(Stored data)

——————

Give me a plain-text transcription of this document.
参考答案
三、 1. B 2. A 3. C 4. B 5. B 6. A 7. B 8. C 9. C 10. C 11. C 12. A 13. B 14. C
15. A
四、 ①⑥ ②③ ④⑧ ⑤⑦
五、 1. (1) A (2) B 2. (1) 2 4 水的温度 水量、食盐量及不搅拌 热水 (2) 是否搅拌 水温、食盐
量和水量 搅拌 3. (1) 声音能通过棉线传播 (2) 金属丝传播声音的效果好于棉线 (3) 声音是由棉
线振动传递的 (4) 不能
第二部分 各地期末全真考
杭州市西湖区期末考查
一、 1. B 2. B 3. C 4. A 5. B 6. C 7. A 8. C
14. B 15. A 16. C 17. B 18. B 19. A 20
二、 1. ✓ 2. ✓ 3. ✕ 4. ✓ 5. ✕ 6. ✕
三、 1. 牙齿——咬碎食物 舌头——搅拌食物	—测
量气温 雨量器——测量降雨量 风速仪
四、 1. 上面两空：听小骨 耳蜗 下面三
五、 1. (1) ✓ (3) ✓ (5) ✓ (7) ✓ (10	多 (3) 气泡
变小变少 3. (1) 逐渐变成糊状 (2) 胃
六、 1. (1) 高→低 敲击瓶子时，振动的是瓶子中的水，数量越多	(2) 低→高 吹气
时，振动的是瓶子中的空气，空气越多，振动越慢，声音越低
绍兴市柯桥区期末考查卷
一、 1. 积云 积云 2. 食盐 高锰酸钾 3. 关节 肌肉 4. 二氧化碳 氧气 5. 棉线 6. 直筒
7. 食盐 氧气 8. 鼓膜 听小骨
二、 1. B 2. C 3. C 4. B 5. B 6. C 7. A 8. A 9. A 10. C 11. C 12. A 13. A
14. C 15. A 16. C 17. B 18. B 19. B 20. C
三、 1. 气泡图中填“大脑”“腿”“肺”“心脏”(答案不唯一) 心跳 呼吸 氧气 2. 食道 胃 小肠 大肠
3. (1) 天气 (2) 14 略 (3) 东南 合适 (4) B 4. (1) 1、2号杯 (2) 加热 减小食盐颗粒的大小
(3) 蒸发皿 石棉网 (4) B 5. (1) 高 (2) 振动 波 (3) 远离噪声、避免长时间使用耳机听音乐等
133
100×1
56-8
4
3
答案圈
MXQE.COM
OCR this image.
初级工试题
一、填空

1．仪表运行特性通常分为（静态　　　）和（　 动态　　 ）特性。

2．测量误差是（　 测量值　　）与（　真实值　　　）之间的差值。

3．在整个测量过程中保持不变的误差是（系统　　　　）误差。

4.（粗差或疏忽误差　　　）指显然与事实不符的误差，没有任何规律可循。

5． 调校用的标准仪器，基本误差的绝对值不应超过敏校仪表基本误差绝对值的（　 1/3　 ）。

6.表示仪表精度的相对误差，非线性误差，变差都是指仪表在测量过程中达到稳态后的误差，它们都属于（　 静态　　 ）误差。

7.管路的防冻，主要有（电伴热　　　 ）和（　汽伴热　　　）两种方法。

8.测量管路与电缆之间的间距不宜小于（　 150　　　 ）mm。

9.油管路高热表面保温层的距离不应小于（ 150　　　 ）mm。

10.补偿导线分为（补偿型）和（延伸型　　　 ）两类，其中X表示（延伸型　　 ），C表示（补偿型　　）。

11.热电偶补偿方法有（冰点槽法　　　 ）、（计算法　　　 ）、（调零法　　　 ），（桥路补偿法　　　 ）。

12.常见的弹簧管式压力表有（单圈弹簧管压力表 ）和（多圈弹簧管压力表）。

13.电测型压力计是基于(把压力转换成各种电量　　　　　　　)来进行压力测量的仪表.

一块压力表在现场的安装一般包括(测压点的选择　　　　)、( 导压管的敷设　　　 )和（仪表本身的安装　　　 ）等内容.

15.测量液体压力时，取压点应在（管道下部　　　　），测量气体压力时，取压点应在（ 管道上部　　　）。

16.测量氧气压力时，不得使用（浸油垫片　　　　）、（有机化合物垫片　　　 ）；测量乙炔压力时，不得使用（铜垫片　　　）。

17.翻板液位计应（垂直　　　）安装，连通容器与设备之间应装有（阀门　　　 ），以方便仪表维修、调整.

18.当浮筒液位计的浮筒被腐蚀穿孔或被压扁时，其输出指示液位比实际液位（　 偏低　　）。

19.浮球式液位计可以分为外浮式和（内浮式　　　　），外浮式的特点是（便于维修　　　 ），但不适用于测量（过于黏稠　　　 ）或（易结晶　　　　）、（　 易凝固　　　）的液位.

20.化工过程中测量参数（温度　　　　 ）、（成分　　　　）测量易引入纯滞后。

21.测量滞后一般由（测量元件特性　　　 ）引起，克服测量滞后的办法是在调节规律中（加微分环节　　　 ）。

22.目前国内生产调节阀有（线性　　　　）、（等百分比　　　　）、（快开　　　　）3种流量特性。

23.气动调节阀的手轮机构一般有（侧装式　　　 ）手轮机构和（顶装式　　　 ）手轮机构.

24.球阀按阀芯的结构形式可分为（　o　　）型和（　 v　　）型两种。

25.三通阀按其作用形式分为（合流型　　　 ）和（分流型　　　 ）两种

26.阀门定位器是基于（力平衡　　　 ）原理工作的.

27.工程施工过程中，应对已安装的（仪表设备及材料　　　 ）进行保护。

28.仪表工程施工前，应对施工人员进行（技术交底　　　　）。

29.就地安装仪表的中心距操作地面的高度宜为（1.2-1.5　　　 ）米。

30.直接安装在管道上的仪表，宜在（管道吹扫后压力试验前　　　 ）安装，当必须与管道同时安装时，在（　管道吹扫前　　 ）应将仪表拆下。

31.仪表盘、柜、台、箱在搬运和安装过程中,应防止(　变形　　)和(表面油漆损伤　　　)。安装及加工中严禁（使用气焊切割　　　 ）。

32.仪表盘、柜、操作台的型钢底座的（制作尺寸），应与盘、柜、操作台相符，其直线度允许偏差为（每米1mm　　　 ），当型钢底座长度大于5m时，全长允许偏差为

——————

Your instructions. Repeat every line of the material exactly as given.

Answer to this problem.
Give me a plain-text transcription of this document.
参考答案
三、 1. B 2. A 3. C 4. B 5. B 6. A 7. B 8. C 9. C 10. C 11. C 12. A 13. B 14. C
15. A
四、 ①⑥ ②③ ④⑧ ⑤⑦
五、 1. (1) A (2) B 2. (1) 2 4 水的温度 水量、食盐量及不搅拌 热水 (2) 是否搅拌 水温、食盐
量和水量 搅拌 3. (1) 声音能通过棉线传播 (2) 金属丝传播声音的效果好于棉线 (3) 声音是由棉
线振动传递的 (4) 不能
第二部分 各地期末全真考
杭州市西湖区期末考查
一、 1. B 2. B 3. C 4. A 5. B 6. C 7. A 8. C
14. B 15. A 16. C 17. B 18. B 19. A 20
二、 1. ✓ 2. ✓ 3. ✕ 4. ✓ 5. ✕ 6. ✕
三、 1. 牙齿——咬碎食物 舌头——搅拌食物	—测
量气温 雨量器——测量降雨量 风速仪
四、 1. 上面两空：听小骨 耳蜗 下面三
五、 1. (1) ✓ (3) ✓ (5) ✓ (7) ✓ (10	多 (3) 气泡
变小变少 3. (1) 逐渐变成糊状 (2) 胃
六、 1. (1) 高→低 敲击瓶子时，振动的是瓶子中的水，数量越多	(2) 低→高 吹气
时，振动的是瓶子中的空气，空气越多，振动越慢，声音越低
绍兴市柯桥区期末考查卷
一、 1. 积云 积云 2. 食盐 高锰酸钾 3. 关节 肌肉 4. 二氧化碳 氧气 5. 棉线 6. 直筒
7. 食盐 氧气 8. 鼓膜 听小骨
二、 1. B 2. C 3. C 4. B 5. B 6. C 7. A 8. A 9. A 10. C 11. C 12. A 13. A
14. C 15. A 16. C 17. B 18. B 19. B 20. C
三、 1. 气泡图中填“大脑”“腿”“肺”“心脏”(答案不唯一) 心跳 呼吸 氧气 2. 食道 胃 小肠 大肠
3. (1) 天气 (2) 14 略 (3) 东南 合适 (4) B 4. (1) 1、2号杯 (2) 加热 减小食盐颗粒的大小
(3) 蒸发皿 石棉网 (4) B 5. (1) 高 (2) 振动 波 (3) 远离噪声、避免长时间使用耳机听音乐等
133
100×1
56-8
4
3
答案圈
MXQE.COM
OCR this image.
初级工试题
一、填空

1．仪表运行特性通常分为（静态　　　）和（　 动态　　 ）特性。

2．测量误差是（　 测量值　　）与（　真实值　　　）之间的差值。

3．在整个测量过程中保持不变的误差是（系统　　　　）误差。

4.（粗差或疏忽误差　　　）指显然与事实不符的误差，没有任何规律可循。

5． 调校用的标准仪器，基本误差的绝对值不应超过敏校仪表基本误差绝对值的（　 1/3　 ）。

6.表示仪表精度的相对误差，非线性误差，变差都是指仪表在测量过程中达到稳态后的误差，它们都属于（　 静态　　 ）误差。

7.管路的防冻，主要有（电伴热　　　 ）和（　汽伴热　　　）两种方法。

8.测量管路与电缆之间的间距不宜小于（　 150　　　 ）mm。

9.油管路高热表面保温层的距离不应小于（ 150　　　 ）mm。

10.补偿导线分为（补偿型）和（延伸型　　　 ）两类，其中X表示（延伸型　　 ），C表示（补偿型　　）。

11.热电偶补偿方法有（冰点槽法　　　 ）、（计算法　　　 ）、（调零法　　　 ），（桥路补偿法　　　 ）。

12.常见的弹簧管式压力表有（单圈弹簧管压力表 ）和（多圈弹簧管压力表）。

13.电测型压力计是基于(把压力转换成各种电量　　　　　　　)来进行压力测量的仪表.

一块压力表在现场的安装一般包括(测压点的选择　　　　)、( 导压管的敷设　　　 )和（仪表本身的安装　　　 ）等内容.

15.测量液体压力时，取压点应在（管道下部　　　　），测量气体压力时，取压点应在（ 管道上部　　　）。

16.测量氧气压力时，不得使用（浸油垫片　　　　）、（有机化合物垫片　　　 ）；测量乙炔压力时，不得使用（铜垫片　　　）。

17.翻板液位计应（垂直　　　）安装，连通容器与设备之间应装有（阀门　　　 ），以方便仪表维修、调整.

18.当浮筒液位计的浮筒被腐蚀穿孔或被压扁时，其输出指示液位比实际液位（　 偏低　　）。

19.浮球式液位计可以分为外浮式和（内浮式　　　　），外浮式的特点是（便于维修　　　 ），但不适用于测量（过于黏稠　　　 ）或（易结晶　　　　）、（　 易凝固　　　）的液位.

20.化工过程中测量参数（温度　　　　 ）、（成分　　　　）测量易引入纯滞后。

21.测量滞后一般由（测量元件特性　　　 ）引起，克服测量滞后的办法是在调节规律中（加微分环节　　　 ）。

22.目前国内生产调节阀有（线性　　　　）、（等百分比　　　　）、（快开　　　　）3种流量特性。

23.气动调节阀的手轮机构一般有（侧装式　　　 ）手轮机构和（顶装式　　　 ）手轮机构.

24.球阀按阀芯的结构形式可分为（　o　　）型和（　 v　　）型两种。

25.三通阀按其作用形式分为（合流型　　　 ）和（分流型　　　 ）两种

26.阀门定位器是基于（力平衡　　　 ）原理工作的.

27.工程施工过程中，应对已安装的（仪表设备及材料　　　 ）进行保护。

28.仪表工程施工前，应对施工人员进行（技术交底　　　　）。

29.就地安装仪表的中心距操作地面的高度宜为（1.2-1.5　　　 ）米。

30.直接安装在管道上的仪表，宜在（管道吹扫后压力试验前　　　 ）安装，当必须与管道同时安装时，在（　管道吹扫前　　 ）应将仪表拆下。

31.仪表盘、柜、台、箱在搬运和安装过程中,应防止(　变形　　)和(表面油漆损伤　　　)。安装及加工中严禁（使用气焊切割　　　 ）。

32.仪表盘、柜、操作台的型钢底座的（制作尺寸），应与盘、柜、操作台相符，其直线度允许偏差为（每米1mm　　　 ），当型钢底座长度大于5m时，全长允许偏差为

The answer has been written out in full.